■ WRITTEN PROBLEM:
Check the listing below line by line and report how many lines hold "values", with no other words.

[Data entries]
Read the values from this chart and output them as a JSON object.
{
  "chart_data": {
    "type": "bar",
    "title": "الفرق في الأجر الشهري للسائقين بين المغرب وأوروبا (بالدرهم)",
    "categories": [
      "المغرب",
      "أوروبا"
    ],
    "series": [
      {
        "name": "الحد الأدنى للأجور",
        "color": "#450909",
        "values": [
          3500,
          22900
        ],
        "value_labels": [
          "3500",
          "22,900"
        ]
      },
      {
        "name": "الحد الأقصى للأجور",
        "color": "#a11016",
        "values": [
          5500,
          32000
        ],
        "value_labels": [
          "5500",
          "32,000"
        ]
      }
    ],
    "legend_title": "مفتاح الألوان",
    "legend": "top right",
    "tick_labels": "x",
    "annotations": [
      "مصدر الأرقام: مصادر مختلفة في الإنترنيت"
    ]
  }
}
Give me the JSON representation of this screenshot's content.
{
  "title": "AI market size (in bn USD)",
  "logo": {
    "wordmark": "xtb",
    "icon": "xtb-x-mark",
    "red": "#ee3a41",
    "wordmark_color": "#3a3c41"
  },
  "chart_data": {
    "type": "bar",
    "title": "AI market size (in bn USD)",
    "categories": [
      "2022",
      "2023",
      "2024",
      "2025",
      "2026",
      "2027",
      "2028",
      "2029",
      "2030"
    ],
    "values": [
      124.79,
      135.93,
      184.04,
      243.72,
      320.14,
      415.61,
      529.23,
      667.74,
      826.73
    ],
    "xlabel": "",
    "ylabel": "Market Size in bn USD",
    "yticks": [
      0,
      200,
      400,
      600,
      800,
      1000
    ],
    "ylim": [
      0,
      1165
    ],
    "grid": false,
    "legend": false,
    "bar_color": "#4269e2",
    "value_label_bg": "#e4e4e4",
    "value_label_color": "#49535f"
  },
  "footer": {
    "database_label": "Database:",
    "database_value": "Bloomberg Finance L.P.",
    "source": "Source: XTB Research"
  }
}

■ EXERCISE SOLUTION:
4